## EXERCISE AIM
Gather up the lines with the word "value" in them.

Stored data:
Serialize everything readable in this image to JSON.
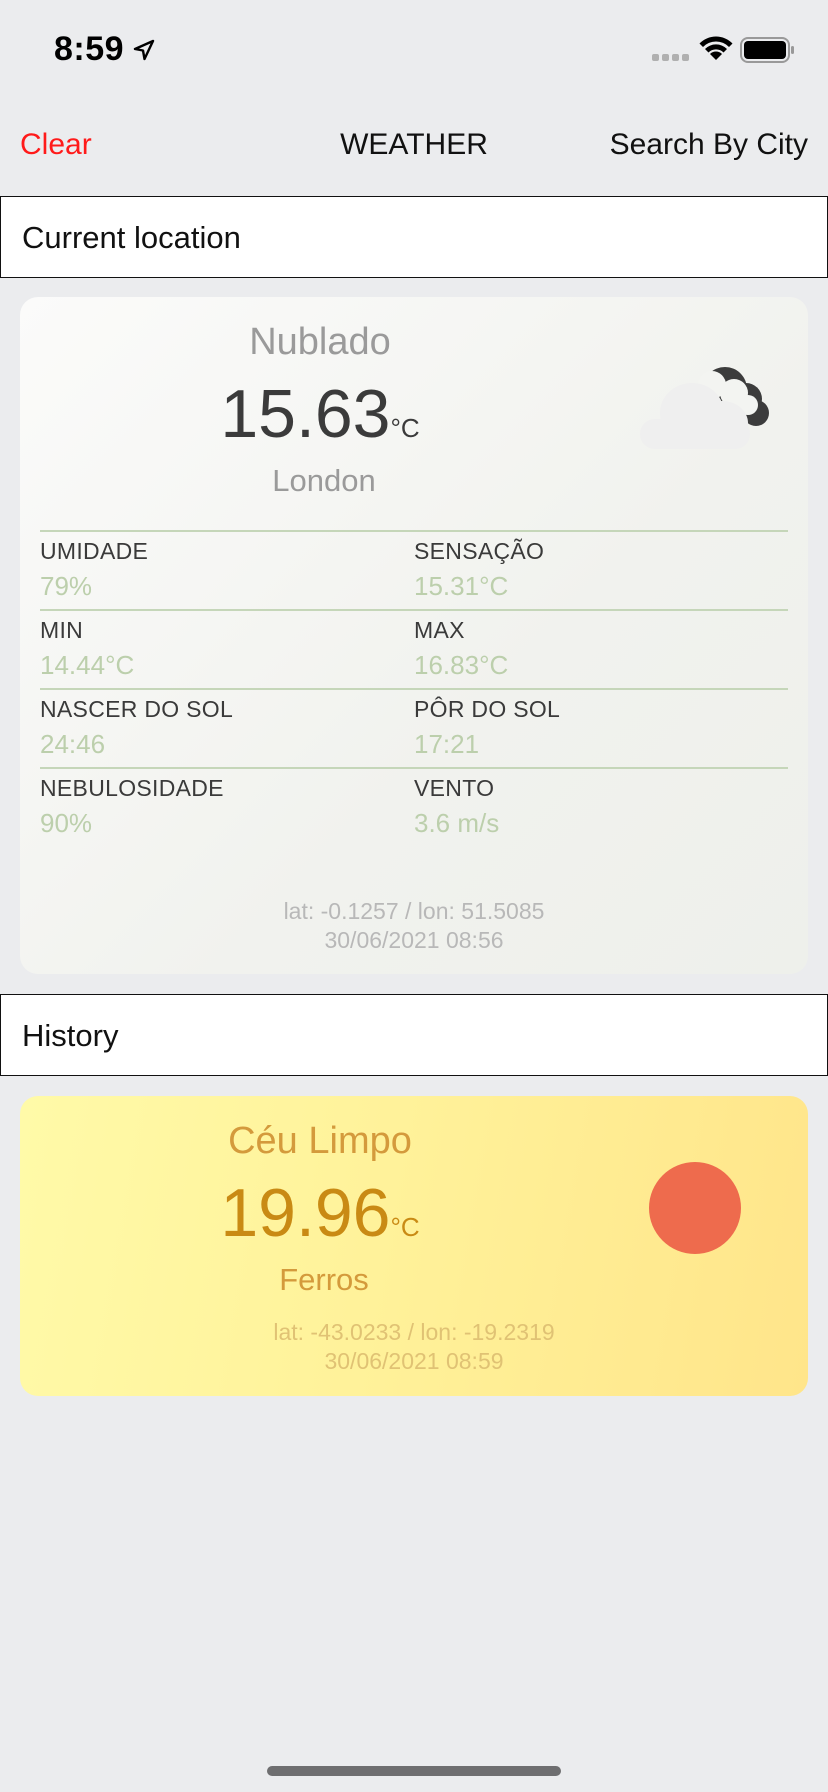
{
  "status_bar": {
    "time": "8:59"
  },
  "nav": {
    "clear_label": "Clear",
    "title": "WEATHER",
    "search_label": "Search By City"
  },
  "current_section": {
    "title": "Current location"
  },
  "current": {
    "condition": "Nublado",
    "temperature": "15.63",
    "unit": "°C",
    "city": "London",
    "icon": "cloud-moon-icon",
    "details": [
      {
        "label": "UMIDADE",
        "value": "79%"
      },
      {
        "label": "SENSAÇÃO",
        "value": "15.31°C"
      },
      {
        "label": "MIN",
        "value": "14.44°C"
      },
      {
        "label": "MAX",
        "value": "16.83°C"
      },
      {
        "label": "NASCER DO SOL",
        "value": "24:46"
      },
      {
        "label": "PÔR DO SOL",
        "value": "17:21"
      },
      {
        "label": "NEBULOSIDADE",
        "value": "90%"
      },
      {
        "label": "VENTO",
        "value": "3.6 m/s"
      }
    ],
    "coords": "lat: -0.1257 / lon: 51.5085",
    "timestamp": "30/06/2021 08:56"
  },
  "history_section": {
    "title": "History"
  },
  "history": [
    {
      "condition": "Céu Limpo",
      "temperature": "19.96",
      "unit": "°C",
      "city": "Ferros",
      "icon": "sun-icon",
      "coords": "lat: -43.0233 / lon: -19.2319",
      "timestamp": "30/06/2021 08:59"
    }
  ],
  "colors": {
    "clear": "#ff1a1a",
    "current_text": "#9a9a9a",
    "history_text": "#d49a3c",
    "history_temp": "#c98a14",
    "sun": "#ee6b4d"
  }
}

## THE RESPONSE
        "value": "79%"
        "value": "15.31°C"
        "value": "14.44°C"
        "value": "16.83°C"
        "value": "24:46"
        "value": "17:21"
        "value": "90%"
        "value": "3.6 m/s"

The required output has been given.